__Task instructions__.
a: Duplicate the molecular communication passage from "2.1.2 Diffusive channel" to "the receiving end.".
b: Finish out the next part of the passage on DNA-based molecular communication, picking up from where it stops.

__Source extract__.
From the representation above, the main difference in encoding mechanism between DNAMC system and MC system is the transmitted information is encoded into the length of DNA strands, and if the Rx receives one molecule released in current slot, the Rx will determine the current bit information is "1". While in MC system, the Rx needs to detect the molecular concentration continuously, and if the concentration reaches the threshold, the current bit information will be judged as symbol "1". Therefore, the Tx is required to release more molecules to ensure the concentration achieve the threshold, and with the increase of releasing molecules, the probabilities of nanopores are occupied by the interfering molecules become larger, and DNA-MC system is more resistant to the inter-symbol interference (ISI) caused by the molecules released in previous slots.

2.1.2 Diffusive channel

The DNA-MC mechanism is operating on the body fluid environment, and the movement of molecules can be described as simple Brownian motion. During the diffusion, no extra energy is required, and the molecules can hardly lead to toxic reaction of body organs which is consistent with the actual needs of the whole system. Obviously, the randomness of diffusion motion has a great influence on the information transmission efficiency between the receiver and the transmitter, and the diffusion motion of different information molecules is not the same. Therefore, it is necessary to find a universal model to represent the successful arrival of information molecules at the receiving end.

In the diffusive environment, there is a general mathematical model to describe the relation between the solute density ρ(r,t) and the solute molecular flux J(r,t), that is the average net increase of the solute molecules inside an infinitesimal volume element equals to the average net influx of the molecules through the element’s six sides during the time interval.

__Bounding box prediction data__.
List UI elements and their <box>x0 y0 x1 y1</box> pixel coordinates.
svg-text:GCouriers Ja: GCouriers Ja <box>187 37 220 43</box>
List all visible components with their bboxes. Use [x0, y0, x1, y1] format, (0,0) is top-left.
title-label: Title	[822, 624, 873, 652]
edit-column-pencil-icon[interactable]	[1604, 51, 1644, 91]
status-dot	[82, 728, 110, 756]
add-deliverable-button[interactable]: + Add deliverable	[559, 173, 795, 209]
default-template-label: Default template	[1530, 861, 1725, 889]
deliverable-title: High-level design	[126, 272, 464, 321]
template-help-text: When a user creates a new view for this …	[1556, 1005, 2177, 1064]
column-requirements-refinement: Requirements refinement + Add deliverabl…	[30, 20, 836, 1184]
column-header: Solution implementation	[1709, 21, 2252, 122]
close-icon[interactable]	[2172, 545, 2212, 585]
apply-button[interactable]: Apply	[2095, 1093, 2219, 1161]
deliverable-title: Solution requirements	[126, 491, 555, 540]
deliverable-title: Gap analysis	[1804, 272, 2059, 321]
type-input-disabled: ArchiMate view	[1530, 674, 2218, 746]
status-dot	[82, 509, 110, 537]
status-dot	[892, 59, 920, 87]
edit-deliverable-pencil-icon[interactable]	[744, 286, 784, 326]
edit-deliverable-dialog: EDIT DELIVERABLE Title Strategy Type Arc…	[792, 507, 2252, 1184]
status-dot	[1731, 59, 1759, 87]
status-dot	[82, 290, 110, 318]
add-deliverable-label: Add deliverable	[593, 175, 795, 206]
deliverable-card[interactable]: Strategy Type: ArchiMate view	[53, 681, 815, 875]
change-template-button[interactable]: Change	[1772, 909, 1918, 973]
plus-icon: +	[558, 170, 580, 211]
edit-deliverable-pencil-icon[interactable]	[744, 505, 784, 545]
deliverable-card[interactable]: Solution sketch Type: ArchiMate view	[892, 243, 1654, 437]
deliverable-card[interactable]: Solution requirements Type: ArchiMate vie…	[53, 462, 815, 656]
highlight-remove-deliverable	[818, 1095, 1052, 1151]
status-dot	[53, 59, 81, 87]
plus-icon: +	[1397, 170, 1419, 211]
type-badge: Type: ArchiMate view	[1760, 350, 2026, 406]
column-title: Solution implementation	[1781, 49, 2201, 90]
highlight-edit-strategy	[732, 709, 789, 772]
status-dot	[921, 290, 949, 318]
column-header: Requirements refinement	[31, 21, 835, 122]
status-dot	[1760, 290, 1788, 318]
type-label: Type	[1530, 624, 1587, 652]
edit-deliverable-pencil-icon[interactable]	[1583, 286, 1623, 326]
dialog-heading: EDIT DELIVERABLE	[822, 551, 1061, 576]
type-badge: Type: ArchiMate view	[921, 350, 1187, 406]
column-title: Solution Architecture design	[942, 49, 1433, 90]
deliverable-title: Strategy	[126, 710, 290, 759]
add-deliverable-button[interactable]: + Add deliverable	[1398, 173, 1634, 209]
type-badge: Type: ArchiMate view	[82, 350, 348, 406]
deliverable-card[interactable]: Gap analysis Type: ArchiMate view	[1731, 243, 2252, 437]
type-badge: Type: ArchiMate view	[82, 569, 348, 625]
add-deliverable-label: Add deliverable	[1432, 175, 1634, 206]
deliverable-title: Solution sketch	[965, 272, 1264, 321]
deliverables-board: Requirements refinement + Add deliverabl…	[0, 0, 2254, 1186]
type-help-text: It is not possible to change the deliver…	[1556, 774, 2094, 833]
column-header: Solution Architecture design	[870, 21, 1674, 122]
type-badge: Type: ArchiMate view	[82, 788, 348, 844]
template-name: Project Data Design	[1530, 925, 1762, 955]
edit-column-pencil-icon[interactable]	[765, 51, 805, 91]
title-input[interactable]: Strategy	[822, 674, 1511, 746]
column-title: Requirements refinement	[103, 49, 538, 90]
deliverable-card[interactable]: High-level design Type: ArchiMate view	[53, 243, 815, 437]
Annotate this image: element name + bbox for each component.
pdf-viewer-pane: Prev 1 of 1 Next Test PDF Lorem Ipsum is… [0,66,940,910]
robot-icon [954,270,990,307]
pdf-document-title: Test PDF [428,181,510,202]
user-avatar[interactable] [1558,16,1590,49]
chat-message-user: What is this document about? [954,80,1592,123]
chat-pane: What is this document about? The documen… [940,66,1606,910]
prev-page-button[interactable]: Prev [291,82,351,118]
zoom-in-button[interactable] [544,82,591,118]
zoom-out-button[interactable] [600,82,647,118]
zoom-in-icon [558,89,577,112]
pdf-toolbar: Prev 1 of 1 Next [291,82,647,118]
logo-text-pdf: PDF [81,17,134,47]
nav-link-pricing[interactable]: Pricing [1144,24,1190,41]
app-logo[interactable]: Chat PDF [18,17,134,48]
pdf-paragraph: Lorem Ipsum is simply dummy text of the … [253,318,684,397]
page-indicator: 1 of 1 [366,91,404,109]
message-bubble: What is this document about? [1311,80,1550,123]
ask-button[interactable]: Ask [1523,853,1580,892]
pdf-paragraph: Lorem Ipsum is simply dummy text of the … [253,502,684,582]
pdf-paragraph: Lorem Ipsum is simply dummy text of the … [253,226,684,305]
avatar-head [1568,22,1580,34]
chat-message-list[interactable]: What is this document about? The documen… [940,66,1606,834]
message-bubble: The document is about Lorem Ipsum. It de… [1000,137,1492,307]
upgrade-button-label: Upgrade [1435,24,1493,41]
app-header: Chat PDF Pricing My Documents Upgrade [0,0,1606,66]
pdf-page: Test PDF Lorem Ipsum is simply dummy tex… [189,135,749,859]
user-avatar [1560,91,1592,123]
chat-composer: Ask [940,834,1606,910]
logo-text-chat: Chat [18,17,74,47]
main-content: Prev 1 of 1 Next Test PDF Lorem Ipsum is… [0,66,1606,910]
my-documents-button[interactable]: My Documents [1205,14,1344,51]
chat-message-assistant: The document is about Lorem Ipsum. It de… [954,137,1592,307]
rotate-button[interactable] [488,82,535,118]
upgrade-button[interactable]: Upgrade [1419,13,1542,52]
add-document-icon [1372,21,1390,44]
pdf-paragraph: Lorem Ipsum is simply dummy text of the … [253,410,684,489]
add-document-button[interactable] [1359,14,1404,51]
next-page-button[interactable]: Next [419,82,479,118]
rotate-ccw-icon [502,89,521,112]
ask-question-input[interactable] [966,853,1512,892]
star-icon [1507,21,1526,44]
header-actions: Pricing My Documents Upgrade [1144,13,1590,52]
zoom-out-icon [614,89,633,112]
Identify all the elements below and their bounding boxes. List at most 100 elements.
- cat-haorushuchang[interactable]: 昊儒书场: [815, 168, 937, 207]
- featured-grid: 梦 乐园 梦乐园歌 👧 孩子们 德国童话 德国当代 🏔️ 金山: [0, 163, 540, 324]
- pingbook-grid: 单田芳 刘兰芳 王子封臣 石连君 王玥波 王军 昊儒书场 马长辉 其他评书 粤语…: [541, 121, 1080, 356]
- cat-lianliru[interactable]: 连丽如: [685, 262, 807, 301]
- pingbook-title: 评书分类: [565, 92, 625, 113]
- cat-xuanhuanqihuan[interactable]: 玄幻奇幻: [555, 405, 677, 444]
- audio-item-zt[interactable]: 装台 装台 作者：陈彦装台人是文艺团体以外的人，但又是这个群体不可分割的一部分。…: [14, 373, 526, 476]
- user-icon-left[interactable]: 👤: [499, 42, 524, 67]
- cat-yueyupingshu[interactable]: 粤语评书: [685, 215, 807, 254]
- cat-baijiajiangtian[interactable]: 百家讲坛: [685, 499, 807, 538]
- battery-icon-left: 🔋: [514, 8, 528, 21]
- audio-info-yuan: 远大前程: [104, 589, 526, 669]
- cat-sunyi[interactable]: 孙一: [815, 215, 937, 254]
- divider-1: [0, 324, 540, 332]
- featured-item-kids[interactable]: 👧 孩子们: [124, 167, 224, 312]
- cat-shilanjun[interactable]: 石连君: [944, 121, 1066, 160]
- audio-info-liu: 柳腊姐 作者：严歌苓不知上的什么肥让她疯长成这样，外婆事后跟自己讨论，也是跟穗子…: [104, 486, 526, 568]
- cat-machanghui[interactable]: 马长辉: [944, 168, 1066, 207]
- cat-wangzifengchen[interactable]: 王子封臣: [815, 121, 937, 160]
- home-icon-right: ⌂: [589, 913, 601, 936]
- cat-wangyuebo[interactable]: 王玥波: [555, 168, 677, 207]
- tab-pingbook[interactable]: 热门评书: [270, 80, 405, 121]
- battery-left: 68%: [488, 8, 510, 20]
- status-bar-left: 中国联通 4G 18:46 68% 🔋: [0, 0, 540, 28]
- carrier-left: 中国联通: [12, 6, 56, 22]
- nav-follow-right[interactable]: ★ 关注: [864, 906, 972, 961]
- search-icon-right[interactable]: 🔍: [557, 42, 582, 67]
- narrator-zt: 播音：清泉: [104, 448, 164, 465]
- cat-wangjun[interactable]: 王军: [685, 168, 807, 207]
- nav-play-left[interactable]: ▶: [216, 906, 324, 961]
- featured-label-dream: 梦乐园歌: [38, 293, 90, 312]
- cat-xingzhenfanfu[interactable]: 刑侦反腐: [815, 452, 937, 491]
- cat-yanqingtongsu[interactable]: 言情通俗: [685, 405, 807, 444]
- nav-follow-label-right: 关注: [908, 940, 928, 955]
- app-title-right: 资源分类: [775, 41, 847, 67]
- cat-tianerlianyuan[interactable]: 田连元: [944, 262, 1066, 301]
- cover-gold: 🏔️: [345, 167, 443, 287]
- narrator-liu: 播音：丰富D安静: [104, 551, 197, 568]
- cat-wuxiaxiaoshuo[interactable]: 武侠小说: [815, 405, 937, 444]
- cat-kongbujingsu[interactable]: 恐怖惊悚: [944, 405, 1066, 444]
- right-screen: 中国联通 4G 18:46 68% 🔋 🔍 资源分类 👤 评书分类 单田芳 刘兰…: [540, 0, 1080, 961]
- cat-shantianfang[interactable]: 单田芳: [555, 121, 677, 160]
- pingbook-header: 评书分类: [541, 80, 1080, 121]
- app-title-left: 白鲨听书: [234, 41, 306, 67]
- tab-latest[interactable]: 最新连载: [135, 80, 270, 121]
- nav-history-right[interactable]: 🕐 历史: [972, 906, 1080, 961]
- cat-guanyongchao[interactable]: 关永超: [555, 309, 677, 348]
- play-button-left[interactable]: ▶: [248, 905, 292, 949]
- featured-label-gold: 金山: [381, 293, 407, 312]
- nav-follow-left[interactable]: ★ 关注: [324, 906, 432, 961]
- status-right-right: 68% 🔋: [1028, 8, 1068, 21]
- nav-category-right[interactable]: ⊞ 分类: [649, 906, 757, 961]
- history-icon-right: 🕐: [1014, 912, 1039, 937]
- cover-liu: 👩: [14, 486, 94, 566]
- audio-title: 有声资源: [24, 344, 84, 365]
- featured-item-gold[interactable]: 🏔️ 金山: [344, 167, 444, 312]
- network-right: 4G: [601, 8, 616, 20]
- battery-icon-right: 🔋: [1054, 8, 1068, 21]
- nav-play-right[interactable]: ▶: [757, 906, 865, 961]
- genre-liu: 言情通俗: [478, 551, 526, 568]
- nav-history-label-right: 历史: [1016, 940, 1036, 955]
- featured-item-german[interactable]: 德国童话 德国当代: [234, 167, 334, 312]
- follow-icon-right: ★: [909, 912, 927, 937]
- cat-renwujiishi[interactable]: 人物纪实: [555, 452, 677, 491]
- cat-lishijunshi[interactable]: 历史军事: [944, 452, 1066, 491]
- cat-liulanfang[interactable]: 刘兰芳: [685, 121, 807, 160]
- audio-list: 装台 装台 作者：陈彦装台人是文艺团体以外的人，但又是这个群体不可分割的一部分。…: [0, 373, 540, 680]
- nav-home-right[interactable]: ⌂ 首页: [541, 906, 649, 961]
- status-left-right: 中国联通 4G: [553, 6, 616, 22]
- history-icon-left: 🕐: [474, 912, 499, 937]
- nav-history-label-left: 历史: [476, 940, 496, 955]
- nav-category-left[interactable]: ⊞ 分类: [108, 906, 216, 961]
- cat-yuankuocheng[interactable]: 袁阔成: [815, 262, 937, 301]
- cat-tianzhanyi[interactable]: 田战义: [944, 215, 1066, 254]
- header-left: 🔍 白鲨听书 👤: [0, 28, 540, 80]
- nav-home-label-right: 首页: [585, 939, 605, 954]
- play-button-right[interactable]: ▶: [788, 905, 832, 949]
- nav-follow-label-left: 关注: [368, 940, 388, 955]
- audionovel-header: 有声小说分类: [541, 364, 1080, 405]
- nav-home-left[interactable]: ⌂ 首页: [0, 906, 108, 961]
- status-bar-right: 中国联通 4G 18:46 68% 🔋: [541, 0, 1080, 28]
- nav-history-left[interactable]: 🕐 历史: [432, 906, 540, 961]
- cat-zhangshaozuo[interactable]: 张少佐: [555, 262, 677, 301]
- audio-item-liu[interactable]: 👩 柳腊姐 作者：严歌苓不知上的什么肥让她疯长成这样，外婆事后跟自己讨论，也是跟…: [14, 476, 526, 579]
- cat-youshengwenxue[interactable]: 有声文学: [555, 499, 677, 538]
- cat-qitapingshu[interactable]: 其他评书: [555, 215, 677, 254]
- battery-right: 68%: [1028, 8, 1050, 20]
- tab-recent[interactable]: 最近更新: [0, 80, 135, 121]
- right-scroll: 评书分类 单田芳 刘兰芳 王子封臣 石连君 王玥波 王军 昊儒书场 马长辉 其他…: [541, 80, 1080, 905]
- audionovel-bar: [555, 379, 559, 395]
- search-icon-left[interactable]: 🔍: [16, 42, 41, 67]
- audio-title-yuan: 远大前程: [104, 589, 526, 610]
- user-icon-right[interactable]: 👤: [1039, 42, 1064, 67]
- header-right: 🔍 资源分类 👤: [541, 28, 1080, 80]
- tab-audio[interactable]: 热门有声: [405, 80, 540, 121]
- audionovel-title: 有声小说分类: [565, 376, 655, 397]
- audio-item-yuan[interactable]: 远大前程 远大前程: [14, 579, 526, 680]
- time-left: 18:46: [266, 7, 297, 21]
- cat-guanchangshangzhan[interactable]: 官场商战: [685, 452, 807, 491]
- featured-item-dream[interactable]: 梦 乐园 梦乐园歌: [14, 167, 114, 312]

__Answers to the tasks__.
a:
2.1.2 Diffusive channel

The DNA-MC mechanism is operating on the body fluid environment, and the movement of molecules can be described as simple Brownian motion. During the diffusion, no extra energy is required, and the molecules can hardly lead to toxic reaction of body organs which is consistent with the actual needs of the whole system. Obviously, the randomness of diffusion motion has a great influence on the information transmission efficiency between the receiver and the transmitter, and the diffusion motion of different information molecules is not the same. Therefore, it is necessary to find a universal model to represent the successful arrival of information molecules at the receiving end.

b:
\(\begin{aligned} \rho(r, t+d t) \cdot d x d y d z-& \rho(r, t) \cdot d x d y d z \\ =&\left(J_{x}(r, t) \cdot d y d z \cdot d t-J_{x}(r+\hat{x} d x, t) \cdot d y d z \cdot d t\right) \\ &+\left(J_{y}(r, t) \cdot d x d z \cdot d t-J_{y}(r+\hat{y} d y, t) \cdot d x d z \cdot d t\right) \\ &+\left(J_{z}(r, t) \cdot d x d y \cdot d t-J_{z}(r+\hat{z} d z, t) \cdot d x d y \cdot d t\right) \end{aligned}\)       (2)

In (2), dt, dx, dy, dz are all infinitesimals, let these variables approaches zero, we can conclude the continuity equation:

\(\frac{\partial \rho(r, t)}{\partial t}=-\left(\frac{\partial J_{x}(r, t)}{\partial x}+\frac{\partial J_{y}(r, t)}{\partial y}+\frac{\partial J_{z}(r, t)}{\partial z}\right)\)       (3)

According to the Fick’s Law, the diffusion equation can be derived from the continuity equation, therefore, the Fick’s Law asserts that:

\(J_{u}(r, t)=-D \frac{\partial \rho(r, t)}{\partial u}(u=x, y, z)\)       (4)

D is the diffusive coefficient, then, substituting (4) into the right side of (3), we can obtain the diffusion equation:

\(\frac{\partial \rho(r, t)}{\partial t}=D\left(\frac{\partial^{2} \rho(r, t)}{\partial x^{2}}+\frac{\partial^{2} \rho(r, t)}{\partial y^{2}}+\frac{\partial^{2} \rho(r, t)}{\partial z^{2}}\right)\)       (5)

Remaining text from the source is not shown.